▶ Task: Show every line below where "memory" can be found.

>> begin Data supplied

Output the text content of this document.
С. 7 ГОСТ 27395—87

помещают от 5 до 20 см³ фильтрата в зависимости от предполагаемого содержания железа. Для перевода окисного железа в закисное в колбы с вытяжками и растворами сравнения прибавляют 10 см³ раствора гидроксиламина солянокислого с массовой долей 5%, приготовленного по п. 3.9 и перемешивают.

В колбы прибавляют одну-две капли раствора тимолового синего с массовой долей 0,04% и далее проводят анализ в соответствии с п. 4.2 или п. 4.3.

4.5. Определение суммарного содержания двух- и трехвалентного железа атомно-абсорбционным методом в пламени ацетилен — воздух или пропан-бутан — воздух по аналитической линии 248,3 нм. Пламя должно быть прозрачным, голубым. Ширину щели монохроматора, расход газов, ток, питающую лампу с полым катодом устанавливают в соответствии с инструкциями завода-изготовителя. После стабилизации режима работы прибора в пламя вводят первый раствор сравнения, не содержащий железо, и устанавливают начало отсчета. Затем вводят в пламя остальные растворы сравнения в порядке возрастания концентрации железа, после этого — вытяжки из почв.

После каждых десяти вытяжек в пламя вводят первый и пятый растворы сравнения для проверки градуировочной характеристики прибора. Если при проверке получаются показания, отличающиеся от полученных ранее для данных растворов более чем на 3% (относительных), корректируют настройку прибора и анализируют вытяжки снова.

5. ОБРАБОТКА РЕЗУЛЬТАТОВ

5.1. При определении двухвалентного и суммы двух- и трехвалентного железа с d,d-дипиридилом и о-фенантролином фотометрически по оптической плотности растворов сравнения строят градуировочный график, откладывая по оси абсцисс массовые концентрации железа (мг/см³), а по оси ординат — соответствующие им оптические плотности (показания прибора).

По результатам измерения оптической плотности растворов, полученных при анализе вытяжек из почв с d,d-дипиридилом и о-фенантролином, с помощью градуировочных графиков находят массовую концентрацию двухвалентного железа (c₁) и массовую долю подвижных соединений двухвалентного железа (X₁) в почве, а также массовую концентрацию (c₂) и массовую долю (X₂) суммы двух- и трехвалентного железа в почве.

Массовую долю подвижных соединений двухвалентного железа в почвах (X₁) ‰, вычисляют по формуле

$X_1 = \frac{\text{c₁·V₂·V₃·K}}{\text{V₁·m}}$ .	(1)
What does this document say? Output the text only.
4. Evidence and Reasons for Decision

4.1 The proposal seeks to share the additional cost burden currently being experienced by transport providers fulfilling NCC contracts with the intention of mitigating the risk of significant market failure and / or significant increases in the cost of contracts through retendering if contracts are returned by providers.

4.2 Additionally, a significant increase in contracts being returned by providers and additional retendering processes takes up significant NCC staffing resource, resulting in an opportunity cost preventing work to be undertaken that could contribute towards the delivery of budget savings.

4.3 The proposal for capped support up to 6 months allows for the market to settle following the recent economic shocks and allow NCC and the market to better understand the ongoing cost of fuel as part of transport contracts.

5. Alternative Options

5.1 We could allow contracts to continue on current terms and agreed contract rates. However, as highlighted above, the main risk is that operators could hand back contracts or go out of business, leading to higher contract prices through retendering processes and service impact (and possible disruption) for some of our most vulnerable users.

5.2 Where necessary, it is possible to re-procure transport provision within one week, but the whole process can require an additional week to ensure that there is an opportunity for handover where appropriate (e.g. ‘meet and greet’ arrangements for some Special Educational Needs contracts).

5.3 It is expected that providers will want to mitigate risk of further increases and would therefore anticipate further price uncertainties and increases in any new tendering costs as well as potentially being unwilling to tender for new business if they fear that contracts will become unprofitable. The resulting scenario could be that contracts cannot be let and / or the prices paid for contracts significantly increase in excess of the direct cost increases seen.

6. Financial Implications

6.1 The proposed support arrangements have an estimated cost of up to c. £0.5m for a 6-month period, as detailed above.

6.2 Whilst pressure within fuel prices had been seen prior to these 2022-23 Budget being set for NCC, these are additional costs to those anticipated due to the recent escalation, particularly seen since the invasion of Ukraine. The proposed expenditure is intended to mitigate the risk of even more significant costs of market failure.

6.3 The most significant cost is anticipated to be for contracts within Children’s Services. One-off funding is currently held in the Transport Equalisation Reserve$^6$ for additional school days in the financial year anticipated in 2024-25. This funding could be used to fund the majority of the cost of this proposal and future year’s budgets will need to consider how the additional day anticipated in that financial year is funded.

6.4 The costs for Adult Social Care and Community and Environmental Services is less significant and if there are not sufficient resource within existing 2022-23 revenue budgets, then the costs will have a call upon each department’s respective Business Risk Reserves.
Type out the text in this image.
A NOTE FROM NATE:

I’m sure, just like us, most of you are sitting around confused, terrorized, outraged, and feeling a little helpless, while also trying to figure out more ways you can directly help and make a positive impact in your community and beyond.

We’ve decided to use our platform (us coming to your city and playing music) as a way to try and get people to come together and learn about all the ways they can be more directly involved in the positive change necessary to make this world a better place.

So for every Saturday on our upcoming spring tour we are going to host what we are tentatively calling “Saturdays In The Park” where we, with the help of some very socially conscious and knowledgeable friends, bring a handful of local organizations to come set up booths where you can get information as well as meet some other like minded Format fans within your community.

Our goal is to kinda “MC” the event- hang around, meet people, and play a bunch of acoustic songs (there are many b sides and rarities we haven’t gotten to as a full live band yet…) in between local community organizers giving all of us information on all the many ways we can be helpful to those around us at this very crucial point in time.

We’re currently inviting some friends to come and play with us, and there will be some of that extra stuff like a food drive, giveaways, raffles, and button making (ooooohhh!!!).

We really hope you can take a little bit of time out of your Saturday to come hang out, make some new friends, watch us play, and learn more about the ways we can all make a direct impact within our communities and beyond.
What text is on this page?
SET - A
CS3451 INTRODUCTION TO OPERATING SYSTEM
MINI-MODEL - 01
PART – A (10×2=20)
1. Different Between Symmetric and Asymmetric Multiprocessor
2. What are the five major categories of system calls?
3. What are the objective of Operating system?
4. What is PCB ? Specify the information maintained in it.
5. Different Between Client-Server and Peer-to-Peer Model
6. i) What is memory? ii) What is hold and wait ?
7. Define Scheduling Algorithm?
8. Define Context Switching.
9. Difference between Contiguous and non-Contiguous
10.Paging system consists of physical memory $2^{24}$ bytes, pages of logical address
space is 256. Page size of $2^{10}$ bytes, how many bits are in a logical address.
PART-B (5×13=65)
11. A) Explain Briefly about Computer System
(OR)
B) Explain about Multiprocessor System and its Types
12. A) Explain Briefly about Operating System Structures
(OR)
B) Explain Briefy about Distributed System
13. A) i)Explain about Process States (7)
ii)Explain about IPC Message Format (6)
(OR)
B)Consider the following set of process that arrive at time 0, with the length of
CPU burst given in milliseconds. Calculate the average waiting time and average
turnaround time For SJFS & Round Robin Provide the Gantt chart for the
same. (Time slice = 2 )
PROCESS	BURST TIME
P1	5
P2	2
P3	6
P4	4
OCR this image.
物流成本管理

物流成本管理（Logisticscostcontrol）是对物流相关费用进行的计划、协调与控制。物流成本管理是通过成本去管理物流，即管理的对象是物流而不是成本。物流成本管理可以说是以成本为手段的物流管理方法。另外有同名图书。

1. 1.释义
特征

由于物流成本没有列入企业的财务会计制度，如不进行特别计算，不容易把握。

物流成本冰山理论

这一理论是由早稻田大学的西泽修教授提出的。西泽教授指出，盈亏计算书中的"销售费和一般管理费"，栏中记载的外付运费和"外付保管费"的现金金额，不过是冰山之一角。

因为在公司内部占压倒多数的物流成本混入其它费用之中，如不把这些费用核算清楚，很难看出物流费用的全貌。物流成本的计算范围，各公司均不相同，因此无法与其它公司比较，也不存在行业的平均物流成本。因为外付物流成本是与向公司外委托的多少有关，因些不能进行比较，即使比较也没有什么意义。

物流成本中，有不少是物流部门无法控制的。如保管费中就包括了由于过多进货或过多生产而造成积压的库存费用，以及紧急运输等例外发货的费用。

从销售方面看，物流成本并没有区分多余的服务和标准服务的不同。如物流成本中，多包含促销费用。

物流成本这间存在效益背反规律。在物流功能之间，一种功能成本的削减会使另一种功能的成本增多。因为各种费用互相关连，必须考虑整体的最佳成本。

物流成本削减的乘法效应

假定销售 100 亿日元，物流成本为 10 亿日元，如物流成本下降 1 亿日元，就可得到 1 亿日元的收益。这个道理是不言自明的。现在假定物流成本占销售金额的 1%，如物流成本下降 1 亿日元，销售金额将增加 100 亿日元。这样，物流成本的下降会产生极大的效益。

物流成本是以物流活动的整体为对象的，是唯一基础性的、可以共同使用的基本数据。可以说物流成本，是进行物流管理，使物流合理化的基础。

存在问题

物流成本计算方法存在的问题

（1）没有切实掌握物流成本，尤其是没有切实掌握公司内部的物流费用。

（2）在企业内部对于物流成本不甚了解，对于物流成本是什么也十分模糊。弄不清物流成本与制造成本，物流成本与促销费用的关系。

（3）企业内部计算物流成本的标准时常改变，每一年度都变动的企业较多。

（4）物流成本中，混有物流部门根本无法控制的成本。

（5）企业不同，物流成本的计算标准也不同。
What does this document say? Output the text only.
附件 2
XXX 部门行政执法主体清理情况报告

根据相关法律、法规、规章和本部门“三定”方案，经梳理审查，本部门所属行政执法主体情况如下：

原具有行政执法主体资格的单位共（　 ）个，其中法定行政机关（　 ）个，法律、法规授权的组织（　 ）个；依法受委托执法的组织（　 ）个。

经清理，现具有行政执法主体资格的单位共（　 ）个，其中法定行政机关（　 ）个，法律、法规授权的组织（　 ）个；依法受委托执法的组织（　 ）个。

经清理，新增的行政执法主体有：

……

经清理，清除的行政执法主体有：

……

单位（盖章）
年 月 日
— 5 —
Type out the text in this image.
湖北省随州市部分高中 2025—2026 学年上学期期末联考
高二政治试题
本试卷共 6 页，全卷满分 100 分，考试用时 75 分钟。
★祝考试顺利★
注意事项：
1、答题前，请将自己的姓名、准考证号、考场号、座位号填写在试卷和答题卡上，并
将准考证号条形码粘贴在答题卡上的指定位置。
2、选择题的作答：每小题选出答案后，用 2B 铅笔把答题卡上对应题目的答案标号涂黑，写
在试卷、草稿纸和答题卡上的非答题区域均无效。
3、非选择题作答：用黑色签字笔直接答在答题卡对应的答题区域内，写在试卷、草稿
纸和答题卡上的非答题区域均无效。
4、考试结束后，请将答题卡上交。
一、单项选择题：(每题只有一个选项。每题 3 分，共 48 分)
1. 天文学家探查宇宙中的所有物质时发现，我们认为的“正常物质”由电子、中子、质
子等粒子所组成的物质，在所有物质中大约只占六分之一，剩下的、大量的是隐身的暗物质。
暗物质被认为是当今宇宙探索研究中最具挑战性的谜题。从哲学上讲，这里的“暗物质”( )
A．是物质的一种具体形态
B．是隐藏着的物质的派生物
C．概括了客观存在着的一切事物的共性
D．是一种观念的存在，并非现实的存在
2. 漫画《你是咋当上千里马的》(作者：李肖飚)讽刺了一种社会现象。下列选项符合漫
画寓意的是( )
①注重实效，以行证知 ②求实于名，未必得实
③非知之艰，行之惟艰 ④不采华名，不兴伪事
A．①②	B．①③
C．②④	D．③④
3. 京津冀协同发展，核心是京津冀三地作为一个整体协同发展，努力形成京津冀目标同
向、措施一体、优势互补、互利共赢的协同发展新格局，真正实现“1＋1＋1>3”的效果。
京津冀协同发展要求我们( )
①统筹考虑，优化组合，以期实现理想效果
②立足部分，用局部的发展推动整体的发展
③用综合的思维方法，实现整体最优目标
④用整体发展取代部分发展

>> end Data supplied

▶ Result:
6. i) What is memory? ii) What is hold and wait ?
10.Paging system consists of physical memory $2^{24}$ bytes, pages of logical address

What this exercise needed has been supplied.